• [Material for this exercise]:
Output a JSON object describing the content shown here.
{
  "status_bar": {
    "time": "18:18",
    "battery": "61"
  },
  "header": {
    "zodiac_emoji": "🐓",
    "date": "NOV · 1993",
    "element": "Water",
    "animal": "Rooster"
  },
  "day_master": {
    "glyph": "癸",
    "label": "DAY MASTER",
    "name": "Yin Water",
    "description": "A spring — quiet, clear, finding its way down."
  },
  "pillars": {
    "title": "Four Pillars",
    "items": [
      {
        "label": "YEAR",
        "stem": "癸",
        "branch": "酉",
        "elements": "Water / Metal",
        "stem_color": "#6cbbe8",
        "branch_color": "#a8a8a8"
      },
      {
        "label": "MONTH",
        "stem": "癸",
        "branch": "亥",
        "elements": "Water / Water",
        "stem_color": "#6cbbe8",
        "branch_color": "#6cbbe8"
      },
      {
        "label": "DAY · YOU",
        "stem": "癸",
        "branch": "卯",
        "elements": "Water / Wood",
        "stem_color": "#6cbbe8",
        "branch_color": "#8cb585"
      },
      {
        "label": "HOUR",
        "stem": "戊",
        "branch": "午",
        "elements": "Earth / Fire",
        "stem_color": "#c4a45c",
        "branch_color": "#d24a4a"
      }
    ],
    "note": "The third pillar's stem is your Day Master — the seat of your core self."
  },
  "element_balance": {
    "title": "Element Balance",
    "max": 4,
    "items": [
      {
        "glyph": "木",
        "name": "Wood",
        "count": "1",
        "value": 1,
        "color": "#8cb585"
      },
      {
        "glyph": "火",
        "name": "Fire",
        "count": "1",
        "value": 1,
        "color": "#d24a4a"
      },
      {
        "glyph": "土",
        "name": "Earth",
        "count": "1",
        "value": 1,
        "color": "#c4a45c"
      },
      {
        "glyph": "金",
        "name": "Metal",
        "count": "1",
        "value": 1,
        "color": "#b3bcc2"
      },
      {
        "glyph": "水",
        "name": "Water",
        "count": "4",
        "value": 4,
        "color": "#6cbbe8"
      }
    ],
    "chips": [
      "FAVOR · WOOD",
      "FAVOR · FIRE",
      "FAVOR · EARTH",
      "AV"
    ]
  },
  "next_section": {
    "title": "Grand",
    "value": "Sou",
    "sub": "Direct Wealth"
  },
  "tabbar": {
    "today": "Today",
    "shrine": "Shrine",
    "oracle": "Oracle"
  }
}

• [Task to complete]: Take the entries above and transcribe them in full.

• [Worked answer]:
Output a JSON object describing the content shown here.
{
  "status_bar": {
    "time": "18:18",
    "battery": "61"
  },
  "header": {
    "zodiac_emoji": "🐓",
    "date": "NOV · 1993",
    "element": "Water",
    "animal": "Rooster"
  },
  "day_master": {
    "glyph": "癸",
    "label": "DAY MASTER",
    "name": "Yin Water",
    "description": "A spring — quiet, clear, finding its way down."
  },
  "pillars": {
    "title": "Four Pillars",
    "items": [
      {
        "label": "YEAR",
        "stem": "癸",
        "branch": "酉",
        "elements": "Water / Metal",
        "stem_color": "#6cbbe8",
        "branch_color": "#a8a8a8"
      },
      {
        "label": "MONTH",
        "stem": "癸",
        "branch": "亥",
        "elements": "Water / Water",
        "stem_color": "#6cbbe8",
        "branch_color": "#6cbbe8"
      },
      {
        "label": "DAY · YOU",
        "stem": "癸",
        "branch": "卯",
        "elements": "Water / Wood",
        "stem_color": "#6cbbe8",
        "branch_color": "#8cb585"
      },
      {
        "label": "HOUR",
        "stem": "戊",
        "branch": "午",
        "elements": "Earth / Fire",
        "stem_color": "#c4a45c",
        "branch_color": "#d24a4a"
      }
    ],
    "note": "The third pillar's stem is your Day Master — the seat of your core self."
  },
  "element_balance": {
    "title": "Element Balance",
    "max": 4,
    "items": [
      {
        "glyph": "木",
        "name": "Wood",
        "count": "1",
        "value": 1,
        "color": "#8cb585"
      },
      {
        "glyph": "火",
        "name": "Fire",
        "count": "1",
        "value": 1,
        "color": "#d24a4a"
      },
      {
        "glyph": "土",
        "name": "Earth",
        "count": "1",
        "value": 1,
        "color": "#c4a45c"
      },
      {
        "glyph": "金",
        "name": "Metal",
        "count": "1",
        "value": 1,
        "color": "#b3bcc2"
      },
      {
        "glyph": "水",
        "name": "Water",
        "count": "4",
        "value": 4,
        "color": "#6cbbe8"
      }
    ],
    "chips": [
      "FAVOR · WOOD",
      "FAVOR · FIRE",
      "FAVOR · EARTH",
      "AV"
    ]
  },
  "next_section": {
    "title": "Grand",
    "value": "Sou",
    "sub": "Direct Wealth"
  },
  "tabbar": {
    "today": "Today",
    "shrine": "Shrine",
    "oracle": "Oracle"
  }
}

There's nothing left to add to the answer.